Which lines in the material below contain the word "want"? Copy each of them.

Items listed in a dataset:
────────

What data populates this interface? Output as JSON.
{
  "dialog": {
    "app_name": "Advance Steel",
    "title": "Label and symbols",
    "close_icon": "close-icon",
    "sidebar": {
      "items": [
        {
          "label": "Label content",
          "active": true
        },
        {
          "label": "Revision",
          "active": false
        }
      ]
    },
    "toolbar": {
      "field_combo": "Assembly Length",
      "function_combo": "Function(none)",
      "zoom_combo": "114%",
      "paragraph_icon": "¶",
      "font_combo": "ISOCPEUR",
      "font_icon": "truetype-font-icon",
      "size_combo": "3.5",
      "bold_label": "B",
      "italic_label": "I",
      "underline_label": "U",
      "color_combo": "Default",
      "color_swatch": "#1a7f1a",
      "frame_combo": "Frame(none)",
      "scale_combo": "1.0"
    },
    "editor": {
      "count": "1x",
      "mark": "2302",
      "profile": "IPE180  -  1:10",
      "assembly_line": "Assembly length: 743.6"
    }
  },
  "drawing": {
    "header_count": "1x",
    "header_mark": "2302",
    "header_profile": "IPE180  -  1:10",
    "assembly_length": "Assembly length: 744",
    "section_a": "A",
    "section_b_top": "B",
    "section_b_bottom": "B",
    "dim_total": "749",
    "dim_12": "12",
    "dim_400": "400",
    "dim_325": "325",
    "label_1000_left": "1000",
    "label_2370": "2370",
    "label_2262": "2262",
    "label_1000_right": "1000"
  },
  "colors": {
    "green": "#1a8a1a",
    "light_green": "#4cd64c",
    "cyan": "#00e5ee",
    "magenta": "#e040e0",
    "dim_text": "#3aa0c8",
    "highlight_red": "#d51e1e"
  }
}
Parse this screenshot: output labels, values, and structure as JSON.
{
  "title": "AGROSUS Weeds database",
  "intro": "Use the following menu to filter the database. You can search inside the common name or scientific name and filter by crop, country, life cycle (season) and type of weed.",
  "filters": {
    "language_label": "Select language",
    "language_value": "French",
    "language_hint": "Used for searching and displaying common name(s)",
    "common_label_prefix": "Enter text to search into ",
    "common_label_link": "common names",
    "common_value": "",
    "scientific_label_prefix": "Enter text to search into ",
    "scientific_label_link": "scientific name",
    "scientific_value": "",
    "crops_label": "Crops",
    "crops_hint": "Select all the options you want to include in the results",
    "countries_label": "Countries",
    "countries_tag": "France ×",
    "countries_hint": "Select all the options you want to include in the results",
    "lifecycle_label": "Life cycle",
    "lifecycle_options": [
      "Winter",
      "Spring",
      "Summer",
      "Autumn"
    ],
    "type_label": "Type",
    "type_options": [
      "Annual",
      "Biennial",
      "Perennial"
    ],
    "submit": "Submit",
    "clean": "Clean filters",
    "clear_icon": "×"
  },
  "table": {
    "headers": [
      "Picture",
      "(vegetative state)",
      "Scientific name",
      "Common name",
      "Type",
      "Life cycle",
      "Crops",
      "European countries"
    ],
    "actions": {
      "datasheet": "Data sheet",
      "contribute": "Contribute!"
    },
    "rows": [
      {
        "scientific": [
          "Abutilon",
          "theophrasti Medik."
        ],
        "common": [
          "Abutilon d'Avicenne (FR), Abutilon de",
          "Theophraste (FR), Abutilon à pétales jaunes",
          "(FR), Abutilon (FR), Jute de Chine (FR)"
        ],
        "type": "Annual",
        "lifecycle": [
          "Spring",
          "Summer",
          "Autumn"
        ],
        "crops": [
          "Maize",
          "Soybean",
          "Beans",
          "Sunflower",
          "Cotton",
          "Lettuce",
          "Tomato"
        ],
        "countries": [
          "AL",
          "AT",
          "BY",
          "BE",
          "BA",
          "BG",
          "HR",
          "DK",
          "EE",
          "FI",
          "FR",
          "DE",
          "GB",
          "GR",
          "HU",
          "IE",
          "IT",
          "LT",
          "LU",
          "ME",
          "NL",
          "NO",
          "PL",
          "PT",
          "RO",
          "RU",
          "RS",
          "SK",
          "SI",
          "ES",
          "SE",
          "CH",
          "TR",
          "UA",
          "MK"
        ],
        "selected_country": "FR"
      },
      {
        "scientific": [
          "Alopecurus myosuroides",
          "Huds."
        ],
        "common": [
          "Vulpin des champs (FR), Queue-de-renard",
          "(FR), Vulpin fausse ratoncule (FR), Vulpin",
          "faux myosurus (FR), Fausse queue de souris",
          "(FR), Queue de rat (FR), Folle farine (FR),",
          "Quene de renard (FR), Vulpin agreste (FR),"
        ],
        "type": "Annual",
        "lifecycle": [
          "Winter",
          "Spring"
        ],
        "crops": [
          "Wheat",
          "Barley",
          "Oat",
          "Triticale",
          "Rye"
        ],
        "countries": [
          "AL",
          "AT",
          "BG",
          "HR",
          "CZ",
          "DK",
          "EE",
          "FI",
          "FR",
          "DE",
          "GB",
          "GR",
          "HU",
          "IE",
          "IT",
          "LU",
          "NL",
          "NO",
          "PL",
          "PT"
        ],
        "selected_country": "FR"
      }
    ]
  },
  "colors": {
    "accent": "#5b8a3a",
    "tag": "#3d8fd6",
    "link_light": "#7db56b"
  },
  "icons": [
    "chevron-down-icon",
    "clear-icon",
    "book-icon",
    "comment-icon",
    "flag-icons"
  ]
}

────────

*Answer to the exercise*
    "crops_hint": "Select all the options you want to include in the results",
    "countries_hint": "Select all the options you want to include in the results",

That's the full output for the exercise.